** start of Recorded data **
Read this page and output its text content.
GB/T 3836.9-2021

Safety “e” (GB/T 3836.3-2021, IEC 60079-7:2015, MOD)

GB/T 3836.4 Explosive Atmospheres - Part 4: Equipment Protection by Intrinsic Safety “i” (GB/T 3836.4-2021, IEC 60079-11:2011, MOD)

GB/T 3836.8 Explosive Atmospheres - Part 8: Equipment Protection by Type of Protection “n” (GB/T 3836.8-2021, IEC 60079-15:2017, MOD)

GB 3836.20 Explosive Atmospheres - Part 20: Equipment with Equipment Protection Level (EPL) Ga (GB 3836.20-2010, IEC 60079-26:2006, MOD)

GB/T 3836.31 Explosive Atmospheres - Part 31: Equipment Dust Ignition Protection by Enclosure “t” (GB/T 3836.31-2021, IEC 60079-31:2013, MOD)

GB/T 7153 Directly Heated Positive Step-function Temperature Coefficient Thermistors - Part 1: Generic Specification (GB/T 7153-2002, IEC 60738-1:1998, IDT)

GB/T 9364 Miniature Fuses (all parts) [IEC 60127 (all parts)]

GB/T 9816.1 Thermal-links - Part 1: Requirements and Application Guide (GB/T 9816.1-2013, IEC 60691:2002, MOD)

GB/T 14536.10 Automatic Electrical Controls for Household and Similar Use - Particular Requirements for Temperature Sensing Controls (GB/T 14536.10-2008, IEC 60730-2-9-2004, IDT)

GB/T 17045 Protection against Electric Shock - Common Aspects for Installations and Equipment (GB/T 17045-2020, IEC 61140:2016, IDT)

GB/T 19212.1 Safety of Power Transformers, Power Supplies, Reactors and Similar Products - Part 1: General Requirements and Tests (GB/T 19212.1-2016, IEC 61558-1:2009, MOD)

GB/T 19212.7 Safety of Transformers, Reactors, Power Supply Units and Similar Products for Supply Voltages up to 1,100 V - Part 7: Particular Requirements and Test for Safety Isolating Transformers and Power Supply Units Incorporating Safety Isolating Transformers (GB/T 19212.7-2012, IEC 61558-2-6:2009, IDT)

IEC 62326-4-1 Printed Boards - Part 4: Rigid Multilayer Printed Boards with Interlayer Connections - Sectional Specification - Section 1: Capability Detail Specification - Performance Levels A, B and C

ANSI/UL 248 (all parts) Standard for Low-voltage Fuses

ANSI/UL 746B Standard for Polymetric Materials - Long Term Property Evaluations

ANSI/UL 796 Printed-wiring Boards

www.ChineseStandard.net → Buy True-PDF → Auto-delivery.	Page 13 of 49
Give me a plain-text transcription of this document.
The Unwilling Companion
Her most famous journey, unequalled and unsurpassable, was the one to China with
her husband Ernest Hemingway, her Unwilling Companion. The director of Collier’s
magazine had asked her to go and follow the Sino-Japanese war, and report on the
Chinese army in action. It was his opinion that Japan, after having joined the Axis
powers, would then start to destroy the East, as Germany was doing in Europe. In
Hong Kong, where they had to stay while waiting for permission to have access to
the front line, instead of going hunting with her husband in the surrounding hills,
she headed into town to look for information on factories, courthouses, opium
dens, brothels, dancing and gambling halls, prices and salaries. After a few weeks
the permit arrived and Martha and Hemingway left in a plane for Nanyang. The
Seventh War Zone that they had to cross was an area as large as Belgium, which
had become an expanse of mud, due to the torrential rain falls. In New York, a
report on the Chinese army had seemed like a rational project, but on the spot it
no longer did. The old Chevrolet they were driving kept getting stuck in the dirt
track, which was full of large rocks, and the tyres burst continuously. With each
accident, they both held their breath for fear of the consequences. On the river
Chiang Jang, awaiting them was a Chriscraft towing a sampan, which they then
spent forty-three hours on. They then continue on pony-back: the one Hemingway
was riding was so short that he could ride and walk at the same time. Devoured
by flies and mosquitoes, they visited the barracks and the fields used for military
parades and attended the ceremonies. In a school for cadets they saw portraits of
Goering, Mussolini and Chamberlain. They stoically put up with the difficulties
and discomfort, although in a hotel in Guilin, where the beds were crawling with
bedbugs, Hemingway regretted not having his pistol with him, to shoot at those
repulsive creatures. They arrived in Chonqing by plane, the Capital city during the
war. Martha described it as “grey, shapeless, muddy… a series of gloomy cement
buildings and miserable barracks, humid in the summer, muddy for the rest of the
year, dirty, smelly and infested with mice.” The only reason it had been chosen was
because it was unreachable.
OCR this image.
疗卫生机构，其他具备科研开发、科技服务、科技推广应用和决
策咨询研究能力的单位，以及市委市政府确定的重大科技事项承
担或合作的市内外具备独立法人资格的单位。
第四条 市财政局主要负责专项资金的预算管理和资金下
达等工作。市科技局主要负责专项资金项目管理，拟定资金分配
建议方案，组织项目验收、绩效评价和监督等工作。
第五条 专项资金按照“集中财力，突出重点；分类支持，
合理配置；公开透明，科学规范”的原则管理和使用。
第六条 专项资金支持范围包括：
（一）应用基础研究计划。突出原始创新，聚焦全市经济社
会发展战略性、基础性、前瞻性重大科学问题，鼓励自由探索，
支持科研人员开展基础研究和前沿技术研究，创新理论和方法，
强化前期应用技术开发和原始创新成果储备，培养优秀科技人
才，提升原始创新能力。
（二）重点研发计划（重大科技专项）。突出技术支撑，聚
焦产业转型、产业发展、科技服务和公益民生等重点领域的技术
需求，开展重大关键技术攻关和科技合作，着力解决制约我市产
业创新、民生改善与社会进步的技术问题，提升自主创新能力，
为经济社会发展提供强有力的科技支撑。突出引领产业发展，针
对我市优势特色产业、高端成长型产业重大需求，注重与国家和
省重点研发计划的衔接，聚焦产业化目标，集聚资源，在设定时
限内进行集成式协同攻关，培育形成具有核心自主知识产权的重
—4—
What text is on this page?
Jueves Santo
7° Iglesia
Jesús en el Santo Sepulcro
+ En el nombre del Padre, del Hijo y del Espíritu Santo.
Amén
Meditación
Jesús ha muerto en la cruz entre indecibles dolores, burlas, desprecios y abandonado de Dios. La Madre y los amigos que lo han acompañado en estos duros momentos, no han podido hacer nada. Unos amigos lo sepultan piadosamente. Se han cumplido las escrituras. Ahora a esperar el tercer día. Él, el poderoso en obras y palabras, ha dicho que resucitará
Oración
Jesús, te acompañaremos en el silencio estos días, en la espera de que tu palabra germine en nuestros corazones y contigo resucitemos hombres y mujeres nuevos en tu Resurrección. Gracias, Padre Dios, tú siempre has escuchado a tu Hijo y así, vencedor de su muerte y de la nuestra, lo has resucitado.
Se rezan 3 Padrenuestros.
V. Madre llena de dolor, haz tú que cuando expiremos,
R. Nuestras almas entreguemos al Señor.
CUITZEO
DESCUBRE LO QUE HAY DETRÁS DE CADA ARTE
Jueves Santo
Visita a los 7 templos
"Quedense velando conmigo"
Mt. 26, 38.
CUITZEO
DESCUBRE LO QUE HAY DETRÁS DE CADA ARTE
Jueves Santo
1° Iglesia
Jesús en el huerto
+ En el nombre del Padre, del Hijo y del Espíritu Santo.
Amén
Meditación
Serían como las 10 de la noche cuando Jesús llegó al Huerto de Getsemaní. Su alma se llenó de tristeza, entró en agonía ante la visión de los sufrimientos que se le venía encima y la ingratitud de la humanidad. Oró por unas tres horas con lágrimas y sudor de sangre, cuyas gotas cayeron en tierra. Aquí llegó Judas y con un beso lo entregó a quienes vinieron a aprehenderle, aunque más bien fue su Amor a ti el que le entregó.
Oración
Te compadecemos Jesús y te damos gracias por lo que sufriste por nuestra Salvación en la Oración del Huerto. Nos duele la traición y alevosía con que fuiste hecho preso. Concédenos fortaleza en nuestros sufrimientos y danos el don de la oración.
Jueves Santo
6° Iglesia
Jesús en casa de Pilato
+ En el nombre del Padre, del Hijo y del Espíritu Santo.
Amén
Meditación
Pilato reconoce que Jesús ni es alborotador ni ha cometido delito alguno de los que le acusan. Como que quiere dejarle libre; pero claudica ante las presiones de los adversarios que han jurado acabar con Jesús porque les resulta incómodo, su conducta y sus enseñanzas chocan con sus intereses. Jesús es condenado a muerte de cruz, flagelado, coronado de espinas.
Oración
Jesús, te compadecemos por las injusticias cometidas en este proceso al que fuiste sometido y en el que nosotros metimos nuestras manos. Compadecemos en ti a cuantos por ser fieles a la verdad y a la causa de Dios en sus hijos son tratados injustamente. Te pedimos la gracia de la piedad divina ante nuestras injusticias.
** end of Recorded data **
**Directive:**
Locate the lines above that hold the word "having". Show every one of them.

**Right answer:**
Chinese army in action. It was his opinion that Japan, after having joined the Axis
bedbugs, Hemingway regretted not having his pistol with him, to shoot at those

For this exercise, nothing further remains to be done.